#### [Raw records]
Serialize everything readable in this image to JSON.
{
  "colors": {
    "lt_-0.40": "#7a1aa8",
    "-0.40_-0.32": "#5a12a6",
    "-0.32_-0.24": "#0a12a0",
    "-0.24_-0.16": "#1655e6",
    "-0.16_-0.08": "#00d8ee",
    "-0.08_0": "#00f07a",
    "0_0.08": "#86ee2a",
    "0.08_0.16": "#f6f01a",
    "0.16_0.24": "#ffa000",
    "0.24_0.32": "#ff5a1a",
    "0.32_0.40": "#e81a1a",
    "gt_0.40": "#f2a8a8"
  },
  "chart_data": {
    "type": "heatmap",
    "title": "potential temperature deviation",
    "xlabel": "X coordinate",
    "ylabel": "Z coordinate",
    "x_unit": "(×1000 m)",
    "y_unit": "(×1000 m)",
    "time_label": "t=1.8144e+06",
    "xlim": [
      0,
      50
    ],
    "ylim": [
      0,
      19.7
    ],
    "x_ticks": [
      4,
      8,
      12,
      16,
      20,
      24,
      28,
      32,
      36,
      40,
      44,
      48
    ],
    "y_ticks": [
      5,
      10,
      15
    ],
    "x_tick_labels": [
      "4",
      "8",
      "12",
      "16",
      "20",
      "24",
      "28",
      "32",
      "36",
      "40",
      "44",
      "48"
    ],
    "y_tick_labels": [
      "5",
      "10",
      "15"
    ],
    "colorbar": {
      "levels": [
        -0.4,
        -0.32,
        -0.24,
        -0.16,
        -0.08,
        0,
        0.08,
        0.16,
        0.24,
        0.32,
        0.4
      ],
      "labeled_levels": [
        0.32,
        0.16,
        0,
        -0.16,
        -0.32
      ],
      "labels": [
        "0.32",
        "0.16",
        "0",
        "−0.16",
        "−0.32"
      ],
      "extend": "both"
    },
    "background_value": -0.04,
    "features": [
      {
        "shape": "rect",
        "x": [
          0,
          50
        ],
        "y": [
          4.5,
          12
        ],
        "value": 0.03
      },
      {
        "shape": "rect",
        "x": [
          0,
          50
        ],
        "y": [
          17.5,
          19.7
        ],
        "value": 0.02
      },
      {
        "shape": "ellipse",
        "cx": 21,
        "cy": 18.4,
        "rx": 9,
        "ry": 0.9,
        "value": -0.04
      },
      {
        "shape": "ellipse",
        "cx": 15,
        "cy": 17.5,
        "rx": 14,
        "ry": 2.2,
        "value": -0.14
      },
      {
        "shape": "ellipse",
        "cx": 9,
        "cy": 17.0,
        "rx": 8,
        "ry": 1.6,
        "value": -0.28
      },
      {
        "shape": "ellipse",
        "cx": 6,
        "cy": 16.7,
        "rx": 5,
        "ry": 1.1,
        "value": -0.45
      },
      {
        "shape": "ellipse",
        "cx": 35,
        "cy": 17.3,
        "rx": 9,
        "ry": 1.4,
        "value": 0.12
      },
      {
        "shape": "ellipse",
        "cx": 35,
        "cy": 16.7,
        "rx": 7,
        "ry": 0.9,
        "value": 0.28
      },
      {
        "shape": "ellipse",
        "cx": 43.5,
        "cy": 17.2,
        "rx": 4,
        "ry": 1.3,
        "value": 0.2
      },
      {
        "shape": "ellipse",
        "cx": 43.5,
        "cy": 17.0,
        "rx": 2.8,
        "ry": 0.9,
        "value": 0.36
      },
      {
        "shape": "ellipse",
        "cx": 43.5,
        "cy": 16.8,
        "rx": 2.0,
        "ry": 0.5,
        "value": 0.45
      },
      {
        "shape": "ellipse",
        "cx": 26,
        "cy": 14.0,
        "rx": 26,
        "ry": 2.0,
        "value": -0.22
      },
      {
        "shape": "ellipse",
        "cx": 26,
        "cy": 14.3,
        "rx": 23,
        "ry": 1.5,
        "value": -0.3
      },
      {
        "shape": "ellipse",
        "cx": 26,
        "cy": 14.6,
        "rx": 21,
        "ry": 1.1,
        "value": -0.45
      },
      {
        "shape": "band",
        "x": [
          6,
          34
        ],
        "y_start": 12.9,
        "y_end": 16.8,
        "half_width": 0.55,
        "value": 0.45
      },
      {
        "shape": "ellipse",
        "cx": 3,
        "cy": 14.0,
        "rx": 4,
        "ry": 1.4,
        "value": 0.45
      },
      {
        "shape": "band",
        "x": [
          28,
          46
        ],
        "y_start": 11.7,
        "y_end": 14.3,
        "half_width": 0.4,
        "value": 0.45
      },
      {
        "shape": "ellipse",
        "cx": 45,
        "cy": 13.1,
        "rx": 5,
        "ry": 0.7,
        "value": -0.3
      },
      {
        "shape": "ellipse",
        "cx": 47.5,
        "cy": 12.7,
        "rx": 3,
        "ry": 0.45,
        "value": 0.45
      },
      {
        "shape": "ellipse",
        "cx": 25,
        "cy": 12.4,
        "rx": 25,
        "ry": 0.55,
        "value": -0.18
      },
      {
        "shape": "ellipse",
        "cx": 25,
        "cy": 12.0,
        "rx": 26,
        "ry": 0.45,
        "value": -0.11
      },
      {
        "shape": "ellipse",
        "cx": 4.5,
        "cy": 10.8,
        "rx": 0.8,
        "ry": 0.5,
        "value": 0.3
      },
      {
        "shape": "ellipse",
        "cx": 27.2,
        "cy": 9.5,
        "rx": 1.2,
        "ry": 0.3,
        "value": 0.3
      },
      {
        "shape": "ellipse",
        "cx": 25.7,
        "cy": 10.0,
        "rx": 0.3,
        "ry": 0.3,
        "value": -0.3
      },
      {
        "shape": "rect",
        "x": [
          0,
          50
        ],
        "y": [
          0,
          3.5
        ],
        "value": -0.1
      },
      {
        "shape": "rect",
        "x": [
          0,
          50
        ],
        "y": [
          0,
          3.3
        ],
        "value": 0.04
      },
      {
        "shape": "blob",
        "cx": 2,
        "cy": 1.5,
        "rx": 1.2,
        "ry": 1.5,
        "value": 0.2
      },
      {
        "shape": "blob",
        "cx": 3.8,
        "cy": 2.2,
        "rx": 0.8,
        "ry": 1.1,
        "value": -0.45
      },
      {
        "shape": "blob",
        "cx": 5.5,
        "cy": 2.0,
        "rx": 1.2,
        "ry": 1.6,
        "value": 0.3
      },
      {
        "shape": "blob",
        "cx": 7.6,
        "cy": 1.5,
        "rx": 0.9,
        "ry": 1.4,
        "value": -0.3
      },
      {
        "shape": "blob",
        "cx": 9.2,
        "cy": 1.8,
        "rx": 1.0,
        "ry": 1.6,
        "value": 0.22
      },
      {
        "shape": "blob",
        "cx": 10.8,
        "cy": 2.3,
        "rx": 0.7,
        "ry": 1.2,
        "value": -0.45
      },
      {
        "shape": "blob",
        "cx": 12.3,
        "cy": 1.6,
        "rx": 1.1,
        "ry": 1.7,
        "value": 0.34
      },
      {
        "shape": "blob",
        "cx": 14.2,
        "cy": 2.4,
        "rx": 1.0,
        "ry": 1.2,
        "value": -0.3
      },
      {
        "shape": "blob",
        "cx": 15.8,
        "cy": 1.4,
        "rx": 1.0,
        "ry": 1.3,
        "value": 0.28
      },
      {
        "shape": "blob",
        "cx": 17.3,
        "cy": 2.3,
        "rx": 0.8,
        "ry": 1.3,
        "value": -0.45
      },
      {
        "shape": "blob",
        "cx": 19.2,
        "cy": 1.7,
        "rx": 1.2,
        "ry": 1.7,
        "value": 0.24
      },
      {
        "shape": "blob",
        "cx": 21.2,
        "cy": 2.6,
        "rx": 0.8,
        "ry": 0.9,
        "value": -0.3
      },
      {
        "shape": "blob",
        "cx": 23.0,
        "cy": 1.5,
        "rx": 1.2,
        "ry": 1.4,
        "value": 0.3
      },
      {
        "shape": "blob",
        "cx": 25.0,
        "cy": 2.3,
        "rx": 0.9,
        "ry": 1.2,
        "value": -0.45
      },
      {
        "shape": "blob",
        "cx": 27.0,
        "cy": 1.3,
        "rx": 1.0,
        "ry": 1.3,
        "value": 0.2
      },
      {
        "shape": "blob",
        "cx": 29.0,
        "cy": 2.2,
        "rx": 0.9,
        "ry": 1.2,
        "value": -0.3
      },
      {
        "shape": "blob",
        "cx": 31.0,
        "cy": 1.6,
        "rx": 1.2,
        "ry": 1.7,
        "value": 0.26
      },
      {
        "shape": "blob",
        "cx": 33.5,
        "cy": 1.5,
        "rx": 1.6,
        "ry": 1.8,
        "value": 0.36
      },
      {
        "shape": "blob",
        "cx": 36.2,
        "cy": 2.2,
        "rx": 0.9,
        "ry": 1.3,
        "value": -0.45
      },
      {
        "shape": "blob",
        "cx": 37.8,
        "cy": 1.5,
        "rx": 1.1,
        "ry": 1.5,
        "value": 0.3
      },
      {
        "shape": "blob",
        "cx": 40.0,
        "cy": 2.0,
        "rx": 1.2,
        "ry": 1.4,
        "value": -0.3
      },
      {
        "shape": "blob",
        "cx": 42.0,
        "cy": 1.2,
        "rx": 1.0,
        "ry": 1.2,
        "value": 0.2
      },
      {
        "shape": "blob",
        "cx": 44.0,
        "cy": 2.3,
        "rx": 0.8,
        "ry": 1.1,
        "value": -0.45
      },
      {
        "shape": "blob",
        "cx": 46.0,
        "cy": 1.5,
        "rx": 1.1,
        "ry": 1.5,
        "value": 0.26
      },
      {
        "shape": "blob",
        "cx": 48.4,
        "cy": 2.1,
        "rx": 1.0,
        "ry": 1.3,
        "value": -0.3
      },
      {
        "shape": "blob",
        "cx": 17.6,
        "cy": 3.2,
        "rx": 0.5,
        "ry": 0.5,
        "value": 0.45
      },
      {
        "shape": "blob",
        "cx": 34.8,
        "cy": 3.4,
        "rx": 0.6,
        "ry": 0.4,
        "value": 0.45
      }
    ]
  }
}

#### [Work required]
Using the material above, report each line where "coordinate" occurs.

#### [Task solution]
    "xlabel": "X coordinate",
    "ylabel": "Z coordinate",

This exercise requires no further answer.